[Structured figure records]

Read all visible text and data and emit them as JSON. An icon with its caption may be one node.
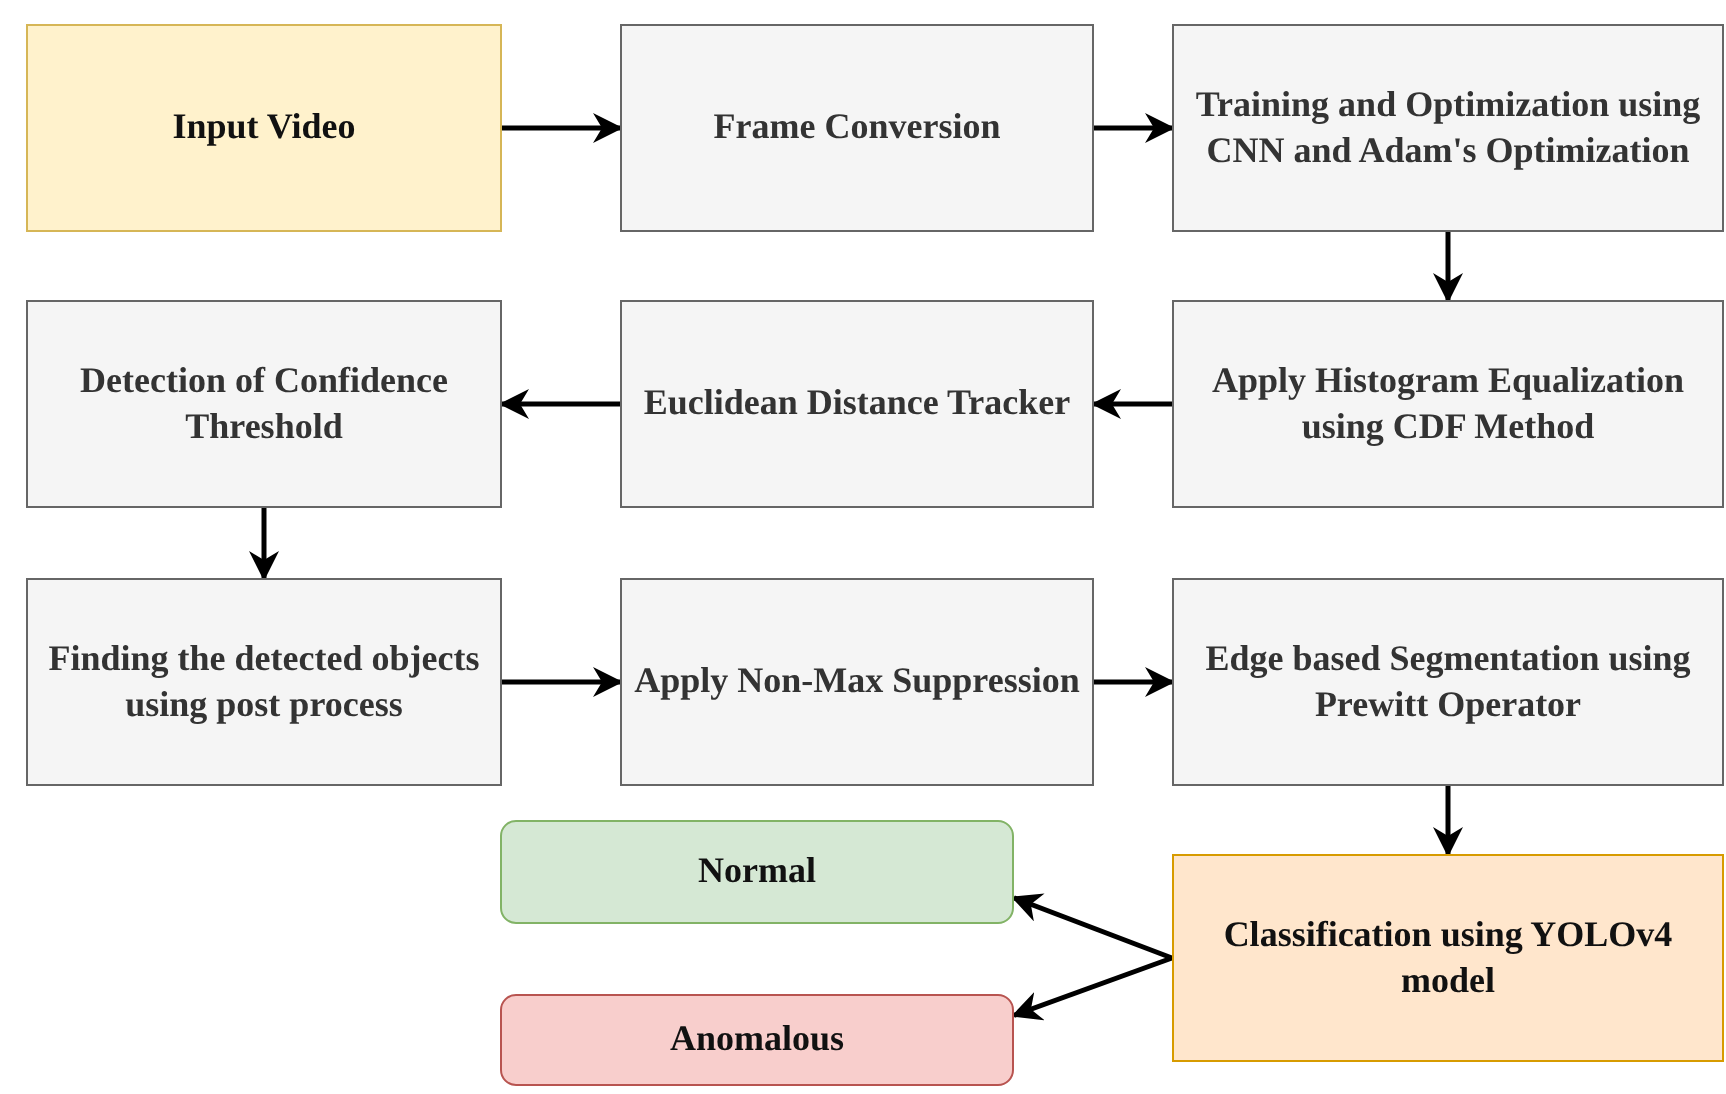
{
  "diagram": {
    "nodes": [
      {
        "text": [
          "Input Video"
        ]
      },
      {
        "text": [
          "Frame Conversion"
        ]
      },
      {
        "text": [
          "Training and Optimization using CNN and Adam's Optimization"
        ]
      },
      {
        "text": [
          "Apply Histogram Equalization using CDF Method"
        ]
      },
      {
        "text": [
          "Euclidean Distance Tracker"
        ]
      },
      {
        "text": [
          "Detection of Confidence Threshold"
        ]
      },
      {
        "text": [
          "Finding the detected objects using post process"
        ]
      },
      {
        "text": [
          "Apply Non-Max Suppression"
        ]
      },
      {
        "text": [
          "Edge based Segmentation using Prewitt Operator"
        ]
      },
      {
        "text": [
          "Classification using YOLOv4 model"
        ]
      },
      {
        "text": [
          "Normal"
        ]
      },
      {
        "text": [
          "Anomalous"
        ]
      }
    ],
    "edges": [
      {
        "from": 0,
        "to": 1,
        "arrow": "to"
      },
      {
        "from": 1,
        "to": 2,
        "arrow": "to"
      },
      {
        "from": 2,
        "to": 3,
        "arrow": "to"
      },
      {
        "from": 3,
        "to": 4,
        "arrow": "to"
      },
      {
        "from": 4,
        "to": 5,
        "arrow": "to"
      },
      {
        "from": 5,
        "to": 6,
        "arrow": "to"
      },
      {
        "from": 6,
        "to": 7,
        "arrow": "to"
      },
      {
        "from": 7,
        "to": 8,
        "arrow": "to"
      },
      {
        "from": 8,
        "to": 9,
        "arrow": "to"
      },
      {
        "from": 9,
        "to": 10,
        "arrow": "to"
      },
      {
        "from": 9,
        "to": 11,
        "arrow": "to"
      }
    ]
  }
}
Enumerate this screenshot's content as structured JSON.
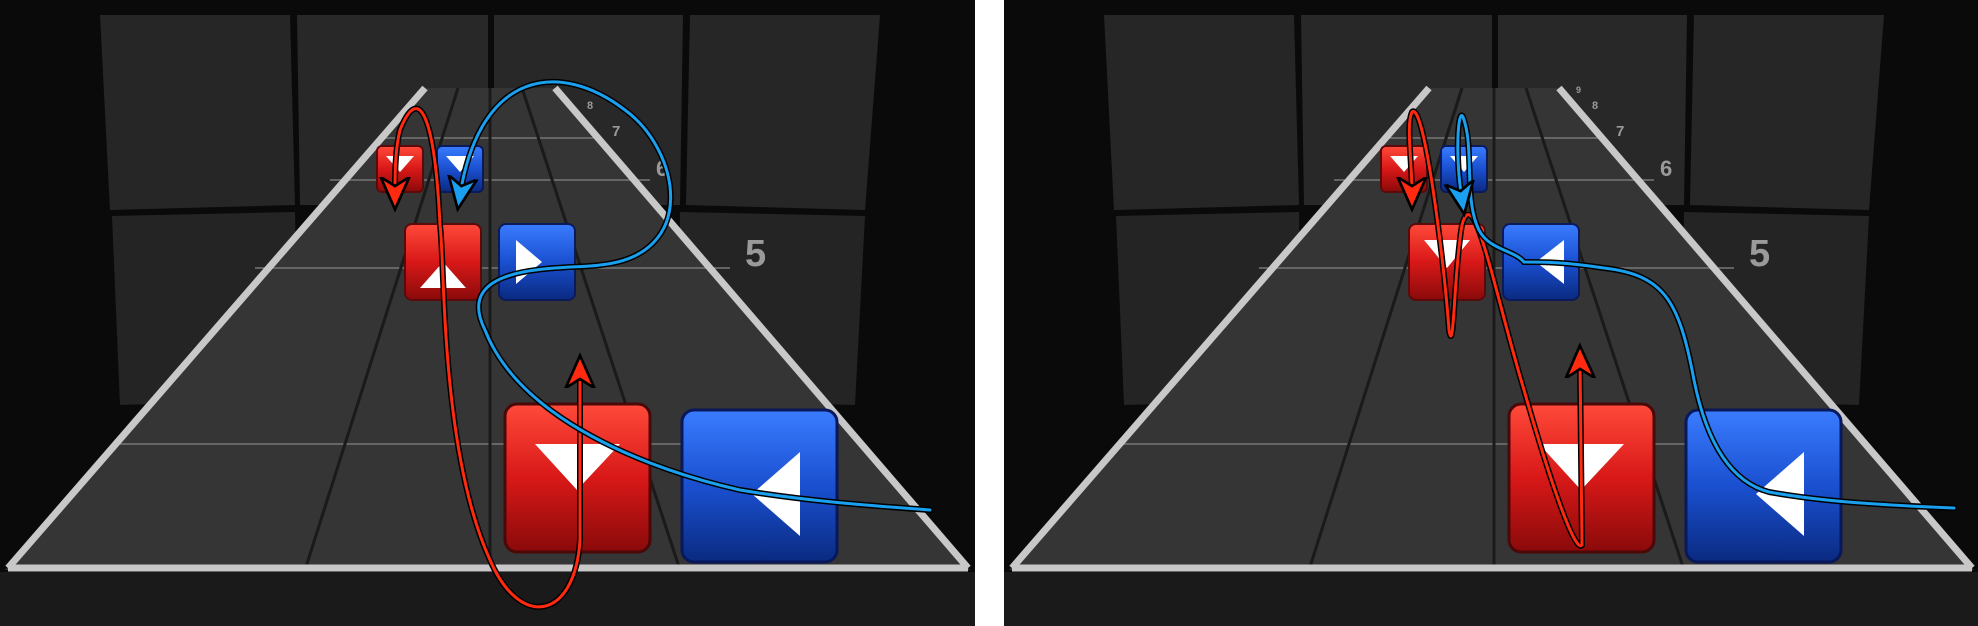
{
  "colors": {
    "background": "#0a0a0a",
    "wall": "#262626",
    "floor": "#3a3a3a",
    "rail": "#c8c8c8",
    "red_block": "#d81818",
    "blue_block": "#1a50d0",
    "red_path": "#ff2a10",
    "blue_path": "#1aa0ee"
  },
  "panels": [
    {
      "name": "left",
      "beats": [
        "5",
        "6",
        "7",
        "8"
      ],
      "blocks": [
        {
          "color": "red",
          "arrow": "down",
          "beat": "near"
        },
        {
          "color": "blue",
          "arrow": "left",
          "beat": "near"
        },
        {
          "color": "red",
          "arrow": "up",
          "beat": "5"
        },
        {
          "color": "blue",
          "arrow": "right",
          "beat": "5"
        },
        {
          "color": "red",
          "arrow": "down",
          "beat": "6"
        },
        {
          "color": "blue",
          "arrow": "down",
          "beat": "6"
        }
      ],
      "paths": [
        "red",
        "blue"
      ]
    },
    {
      "name": "right",
      "beats": [
        "5",
        "6",
        "7",
        "8",
        "9"
      ],
      "blocks": [
        {
          "color": "red",
          "arrow": "down",
          "beat": "near"
        },
        {
          "color": "blue",
          "arrow": "left",
          "beat": "near"
        },
        {
          "color": "red",
          "arrow": "down",
          "beat": "5"
        },
        {
          "color": "blue",
          "arrow": "left",
          "beat": "5"
        },
        {
          "color": "red",
          "arrow": "down",
          "beat": "6"
        },
        {
          "color": "blue",
          "arrow": "down",
          "beat": "6"
        }
      ],
      "paths": [
        "red",
        "blue"
      ]
    }
  ]
}
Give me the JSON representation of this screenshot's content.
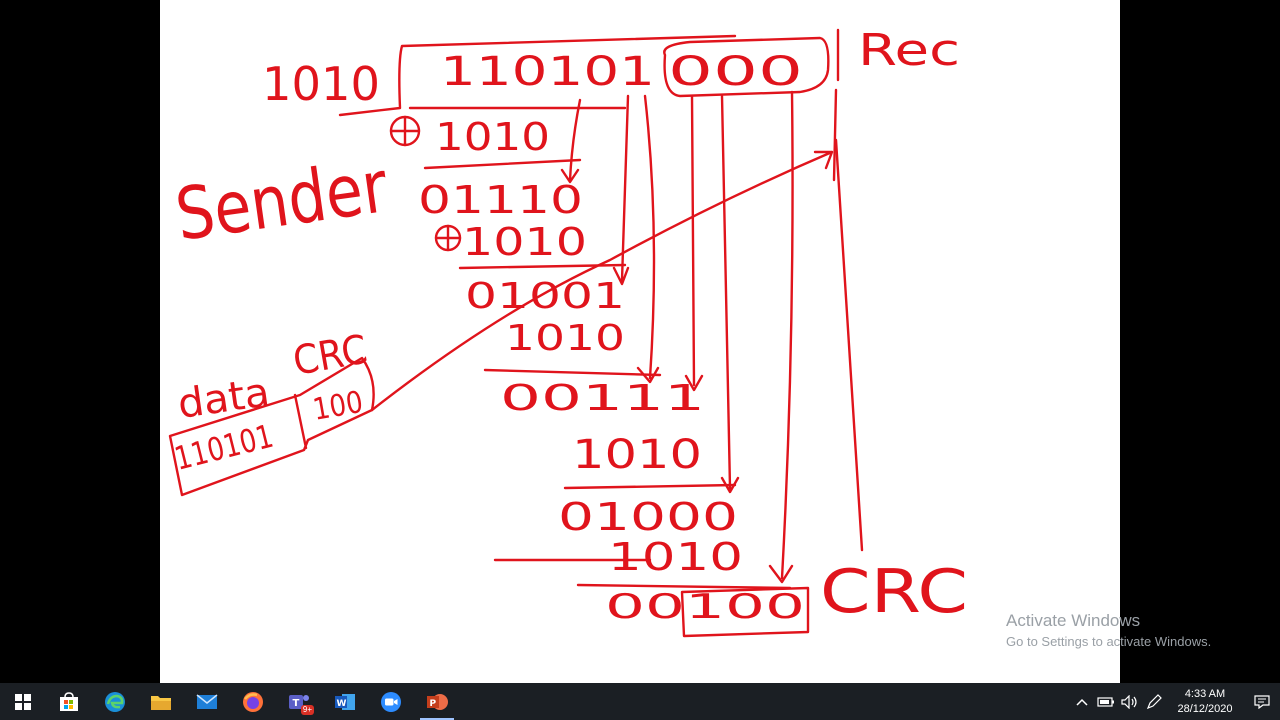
{
  "whiteboard": {
    "divisor": "1010",
    "dividend_data": "110101",
    "appended_zeros": "000",
    "receiver_label": "Rec",
    "sender_label": "Sender",
    "steps": [
      "1010",
      "01110",
      "1010",
      "01001",
      "1010",
      "00111",
      "1010",
      "01000",
      "1010",
      "00100"
    ],
    "data_label": "data",
    "crc_label": "CRC",
    "frame_data": "110101",
    "frame_crc": "100",
    "remainder": "100",
    "result_label": "CRC"
  },
  "watermark": {
    "title": "Activate Windows",
    "subtitle": "Go to Settings to activate Windows."
  },
  "taskbar": {
    "apps": [
      "start-icon",
      "store-icon",
      "edge-icon",
      "file-explorer-icon",
      "mail-icon",
      "firefox-icon",
      "teams-icon",
      "word-icon",
      "zoom-icon",
      "powerpoint-icon"
    ],
    "teams_badge": "9+",
    "clock_time": "4:33 AM",
    "clock_date": "28/12/2020",
    "ink_color": "#e0141c",
    "taskbar_color": "#1b1f24"
  }
}
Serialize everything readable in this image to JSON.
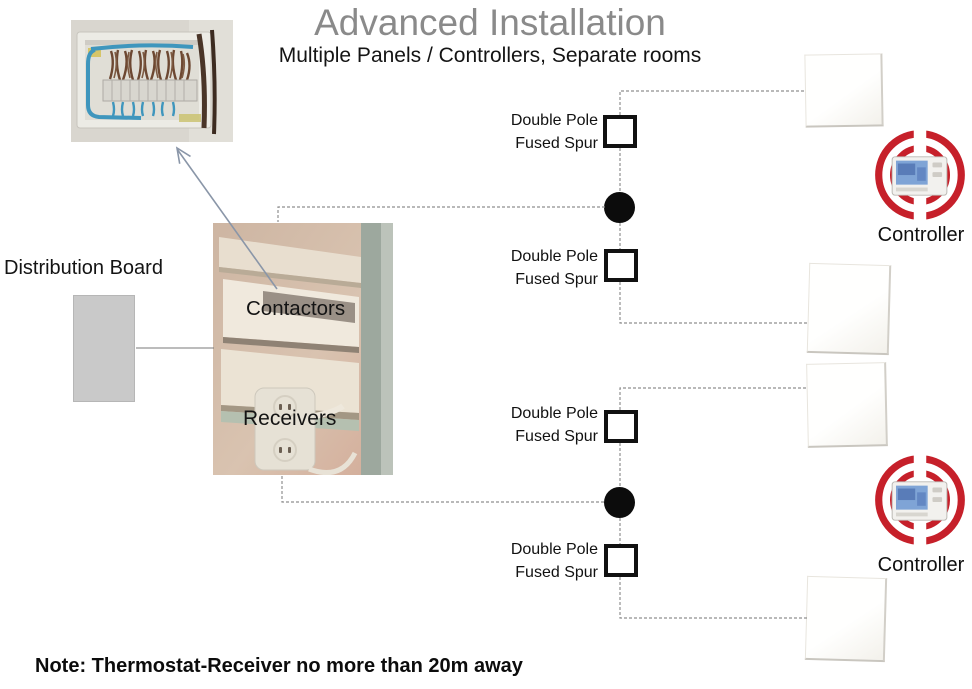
{
  "header": {
    "title": "Advanced Installation",
    "subtitle": "Multiple Panels / Controllers, Separate rooms"
  },
  "distribution_board": {
    "label": "Distribution Board"
  },
  "photo_labels": {
    "contactors": "Contactors",
    "receivers": "Receivers"
  },
  "fused_spur": {
    "line1": "Double Pole",
    "line2": "Fused Spur"
  },
  "controllers": [
    {
      "label": "Controller"
    },
    {
      "label": "Controller"
    }
  ],
  "note": {
    "text": "Note: Thermostat-Receiver no more than 20m away"
  },
  "colors": {
    "title_gray": "#8a8a8a",
    "body_text": "#141414",
    "signal_red": "#c6202a",
    "board_gray": "#c9c9c9",
    "connector_gray": "#8f8f8f"
  }
}
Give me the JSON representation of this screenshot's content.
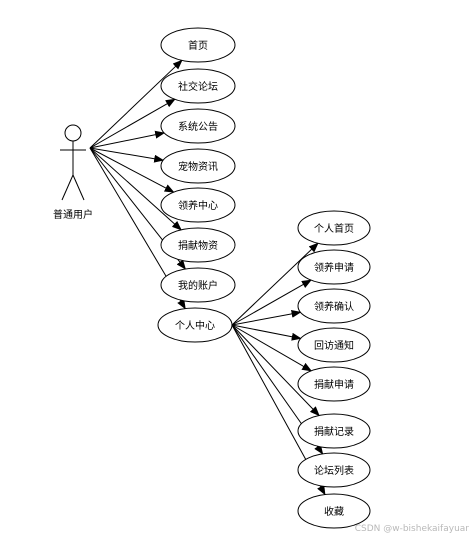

_TASK GOAL_
In the material above, show every line where the word "Apply" turns up.

_PROBLEM SOLUTION_
          "Apply Histogram Equalization using CDF Method"
          "Apply Non-Max Suppression"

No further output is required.